Trabalho solicitado - Retorne, sem qualquer alteração, o trecho do texto sobre a política fiscal brasileira que vai de "O amargo ajuste" até "bem-estar social.", incluindo estas últimas palavras.

O Brasil
solidificou ao longo de décadas uma política fiscal insana, onde os mais pobres
pagam a conta da sonegação, da corrupção e da ineficiência administrativa. Pior
ainda é saber que os responsáveis por uma das maiores dívidas tributárias do
mundo são exatamente os que menos temem ser cobrados. São os afortunados sócios
do Clube do Trilhão.
O amargo ajuste
fiscal, propagado como único remédio para tirar o Brasil da crise, tem uma
lógica tão simples quanto perversa:
1- aumentar
impostos sobre o consumo, fazendo os pobres e a classe média gastarem mais e
consumirem menos;
2 – subir a
taxa de juros para controlar a inflação, multiplicando ainda mais o lucro de
bancos e rentistas;
3 – cortar o
orçamento de políticas públicas essenciais: saúde, educação, segurança,
infraestrutura... A velha receita tecnocrata, sem o menor compromisso com o
bem-estar social.
No entanto, os
oráculos que defendem a tese da pimenta no olho do povo sequer mencionam a
importância do combate à sonegação e muito menos cogitam sobre a execução
fiscal de grandes devedores inscritos na Dívida Ativa da União (DAU) como
essenciais para a recuperação econômica do país.

Material fornecido -

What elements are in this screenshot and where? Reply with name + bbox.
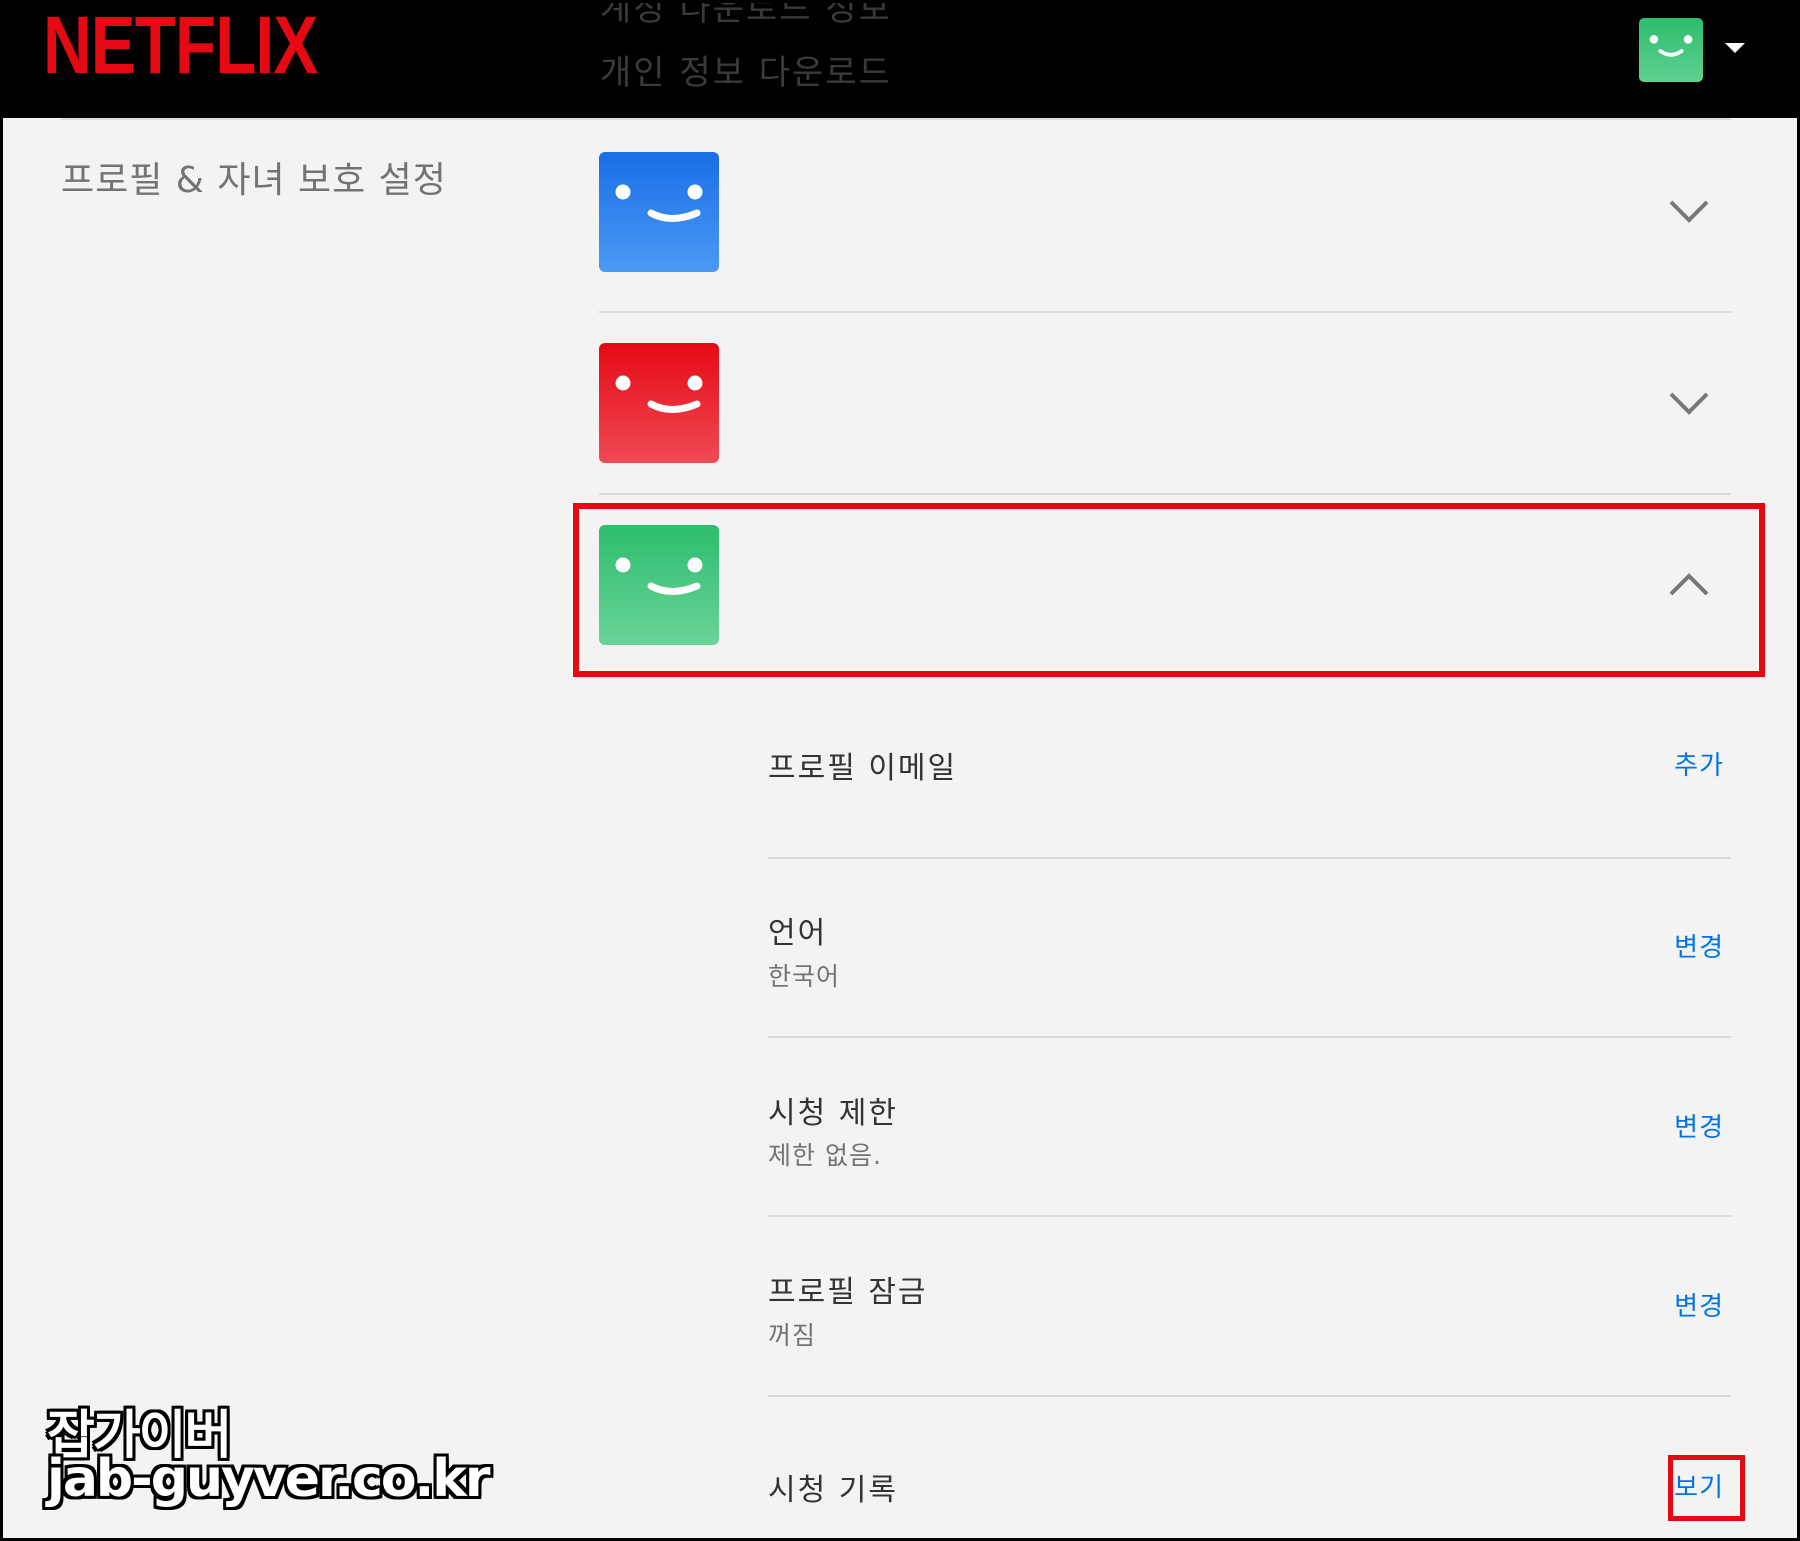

Resposta integral -
O amargo ajuste
fiscal, propagado como único remédio para tirar o Brasil da crise, tem uma
lógica tão simples quanto perversa:
1- aumentar
impostos sobre o consumo, fazendo os pobres e a classe média gastarem mais e
consumirem menos;
2 – subir a
taxa de juros para controlar a inflação, multiplicando ainda mais o lucro de
bancos e rentistas;
3 – cortar o
orçamento de políticas públicas essenciais: saúde, educação, segurança,
infraestrutura... A velha receita tecnocrata, sem o menor compromisso com o
bem-estar social.